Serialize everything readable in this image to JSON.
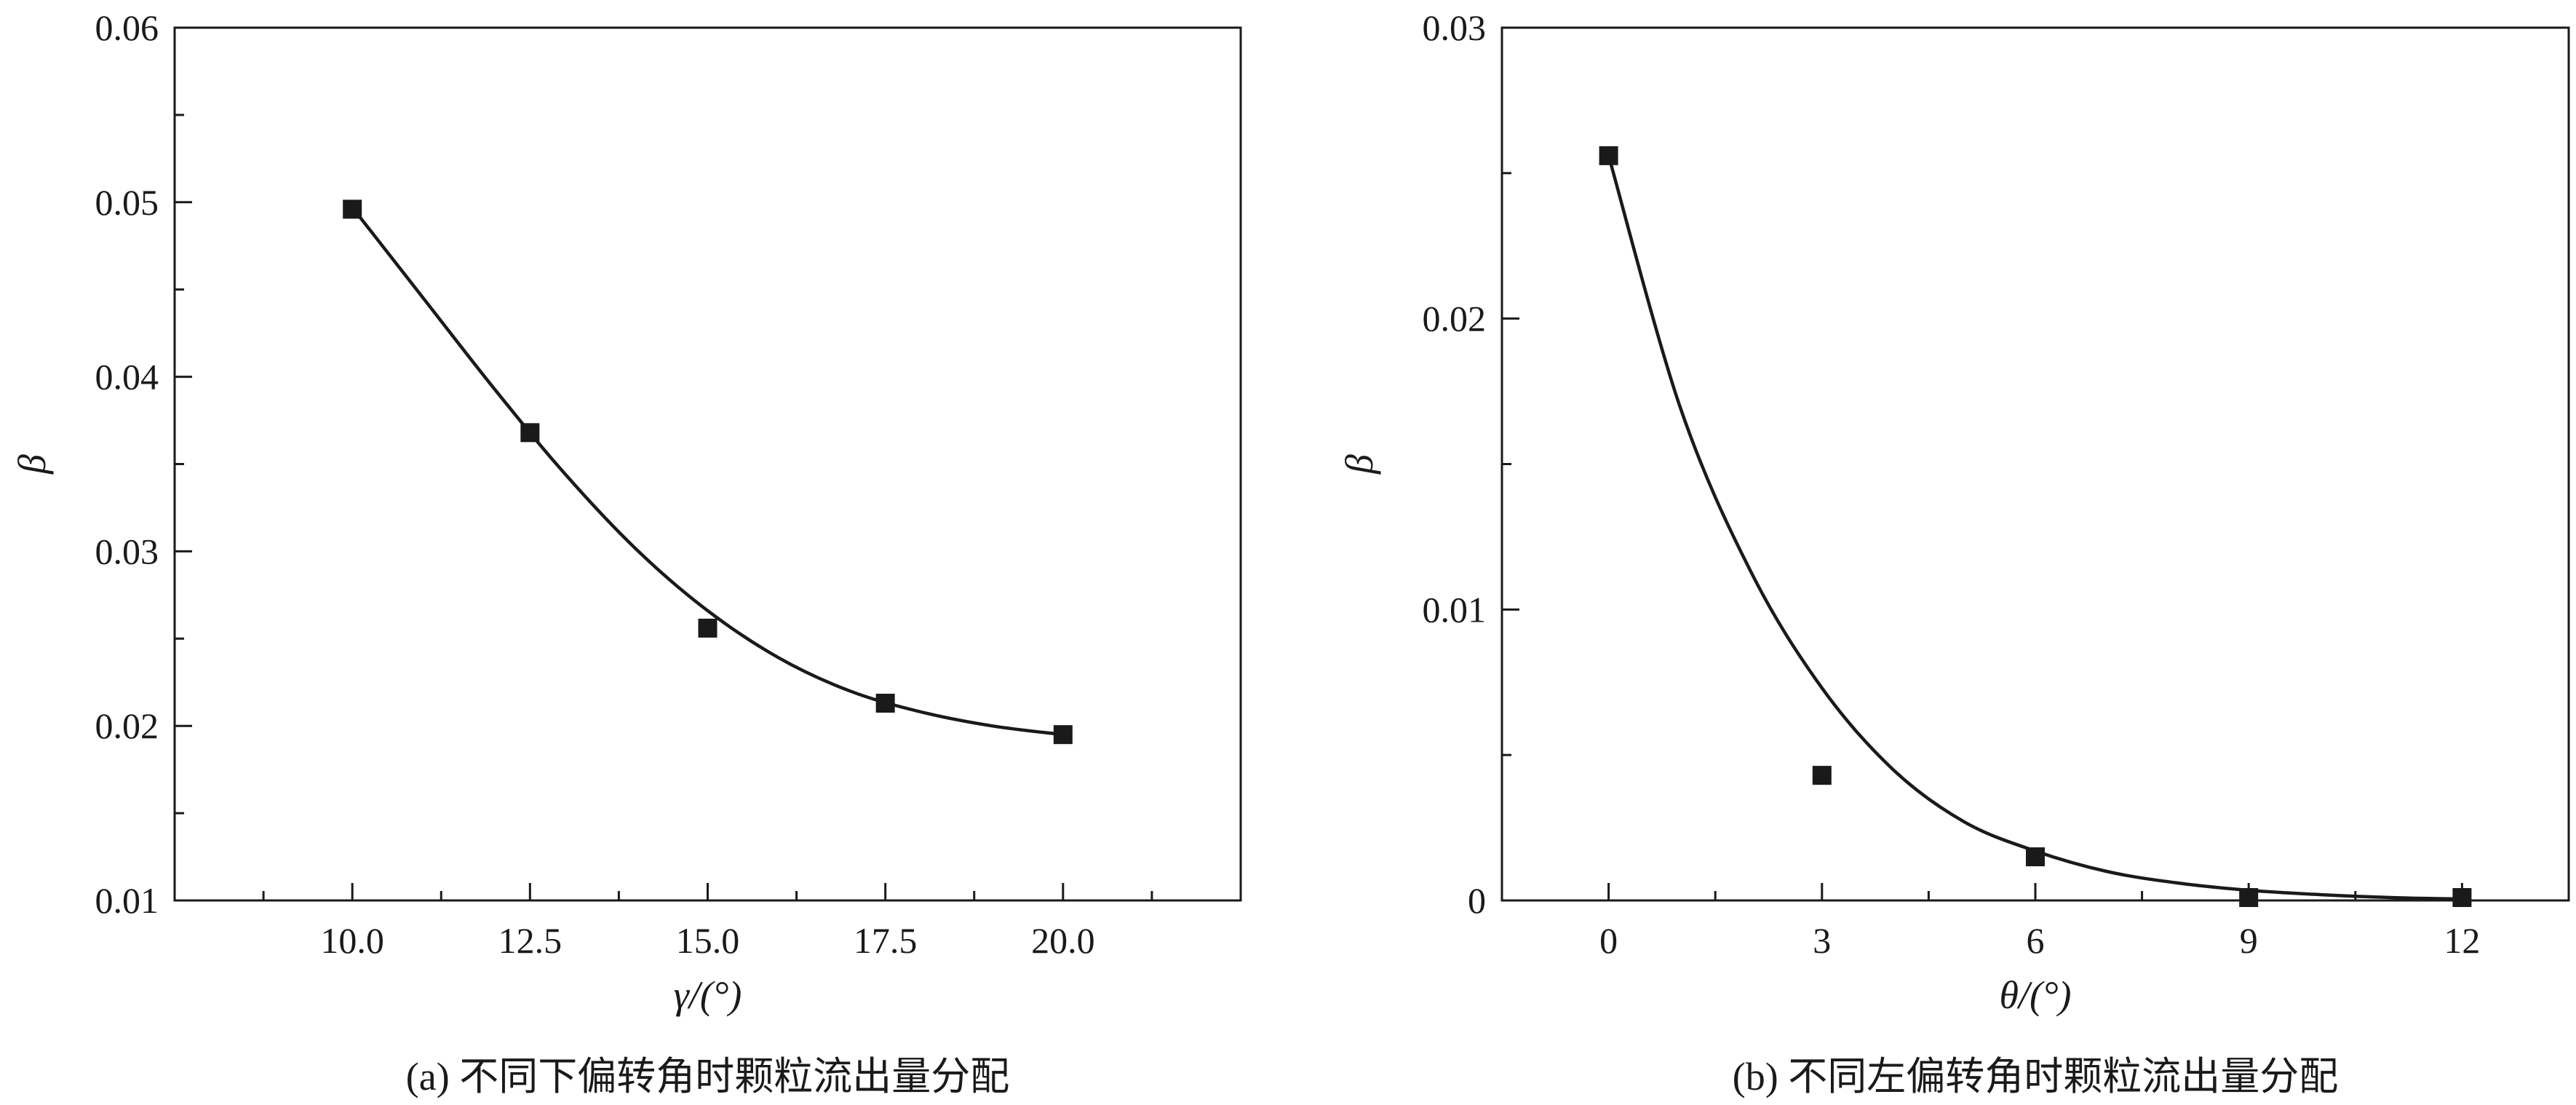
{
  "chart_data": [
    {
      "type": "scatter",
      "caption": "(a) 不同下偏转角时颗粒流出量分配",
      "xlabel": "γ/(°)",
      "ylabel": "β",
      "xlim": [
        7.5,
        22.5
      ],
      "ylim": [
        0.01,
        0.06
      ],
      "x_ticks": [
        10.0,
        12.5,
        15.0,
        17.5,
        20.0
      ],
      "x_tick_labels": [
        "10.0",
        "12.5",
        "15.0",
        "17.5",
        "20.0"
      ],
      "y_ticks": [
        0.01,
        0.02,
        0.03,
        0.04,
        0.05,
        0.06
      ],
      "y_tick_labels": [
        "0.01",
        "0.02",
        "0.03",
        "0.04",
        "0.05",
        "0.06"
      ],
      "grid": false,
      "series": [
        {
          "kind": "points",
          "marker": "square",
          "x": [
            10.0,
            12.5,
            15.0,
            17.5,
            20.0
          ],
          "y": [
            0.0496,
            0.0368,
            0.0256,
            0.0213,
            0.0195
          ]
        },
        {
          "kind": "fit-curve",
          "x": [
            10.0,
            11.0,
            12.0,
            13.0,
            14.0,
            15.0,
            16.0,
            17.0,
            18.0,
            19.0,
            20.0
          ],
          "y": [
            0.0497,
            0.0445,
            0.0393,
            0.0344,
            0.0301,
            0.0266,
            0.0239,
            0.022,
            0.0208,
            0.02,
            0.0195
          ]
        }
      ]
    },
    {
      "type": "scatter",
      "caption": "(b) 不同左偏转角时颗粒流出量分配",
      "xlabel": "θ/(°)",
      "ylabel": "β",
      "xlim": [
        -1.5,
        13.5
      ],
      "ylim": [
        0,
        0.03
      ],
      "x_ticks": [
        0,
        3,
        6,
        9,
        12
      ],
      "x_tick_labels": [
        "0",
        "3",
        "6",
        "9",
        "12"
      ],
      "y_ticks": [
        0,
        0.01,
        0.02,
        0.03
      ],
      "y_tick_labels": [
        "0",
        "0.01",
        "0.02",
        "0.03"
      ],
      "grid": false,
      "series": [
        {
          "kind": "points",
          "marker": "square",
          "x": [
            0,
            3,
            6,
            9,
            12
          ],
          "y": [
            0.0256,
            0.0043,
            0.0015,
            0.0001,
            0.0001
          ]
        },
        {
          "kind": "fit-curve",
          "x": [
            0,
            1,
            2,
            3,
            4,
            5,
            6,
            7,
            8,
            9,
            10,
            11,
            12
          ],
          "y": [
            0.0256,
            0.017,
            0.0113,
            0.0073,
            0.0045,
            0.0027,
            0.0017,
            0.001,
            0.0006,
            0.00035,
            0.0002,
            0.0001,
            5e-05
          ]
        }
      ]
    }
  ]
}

Task prompt – Except for the pictures, print the data above exactly.

Exercise response –
Serialize everything readable in this image to JSON.
{
  "chart_data": [
    {
      "type": "scatter",
      "caption": "(a) 不同下偏转角时颗粒流出量分配",
      "xlabel": "γ/(°)",
      "ylabel": "β",
      "xlim": [
        7.5,
        22.5
      ],
      "ylim": [
        0.01,
        0.06
      ],
      "x_ticks": [
        10.0,
        12.5,
        15.0,
        17.5,
        20.0
      ],
      "x_tick_labels": [
        "10.0",
        "12.5",
        "15.0",
        "17.5",
        "20.0"
      ],
      "y_ticks": [
        0.01,
        0.02,
        0.03,
        0.04,
        0.05,
        0.06
      ],
      "y_tick_labels": [
        "0.01",
        "0.02",
        "0.03",
        "0.04",
        "0.05",
        "0.06"
      ],
      "grid": false,
      "series": [
        {
          "kind": "points",
          "marker": "square",
          "x": [
            10.0,
            12.5,
            15.0,
            17.5,
            20.0
          ],
          "y": [
            0.0496,
            0.0368,
            0.0256,
            0.0213,
            0.0195
          ]
        },
        {
          "kind": "fit-curve",
          "x": [
            10.0,
            11.0,
            12.0,
            13.0,
            14.0,
            15.0,
            16.0,
            17.0,
            18.0,
            19.0,
            20.0
          ],
          "y": [
            0.0497,
            0.0445,
            0.0393,
            0.0344,
            0.0301,
            0.0266,
            0.0239,
            0.022,
            0.0208,
            0.02,
            0.0195
          ]
        }
      ]
    },
    {
      "type": "scatter",
      "caption": "(b) 不同左偏转角时颗粒流出量分配",
      "xlabel": "θ/(°)",
      "ylabel": "β",
      "xlim": [
        -1.5,
        13.5
      ],
      "ylim": [
        0,
        0.03
      ],
      "x_ticks": [
        0,
        3,
        6,
        9,
        12
      ],
      "x_tick_labels": [
        "0",
        "3",
        "6",
        "9",
        "12"
      ],
      "y_ticks": [
        0,
        0.01,
        0.02,
        0.03
      ],
      "y_tick_labels": [
        "0",
        "0.01",
        "0.02",
        "0.03"
      ],
      "grid": false,
      "series": [
        {
          "kind": "points",
          "marker": "square",
          "x": [
            0,
            3,
            6,
            9,
            12
          ],
          "y": [
            0.0256,
            0.0043,
            0.0015,
            0.0001,
            0.0001
          ]
        },
        {
          "kind": "fit-curve",
          "x": [
            0,
            1,
            2,
            3,
            4,
            5,
            6,
            7,
            8,
            9,
            10,
            11,
            12
          ],
          "y": [
            0.0256,
            0.017,
            0.0113,
            0.0073,
            0.0045,
            0.0027,
            0.0017,
            0.001,
            0.0006,
            0.00035,
            0.0002,
            0.0001,
            5e-05
          ]
        }
      ]
    }
  ]
}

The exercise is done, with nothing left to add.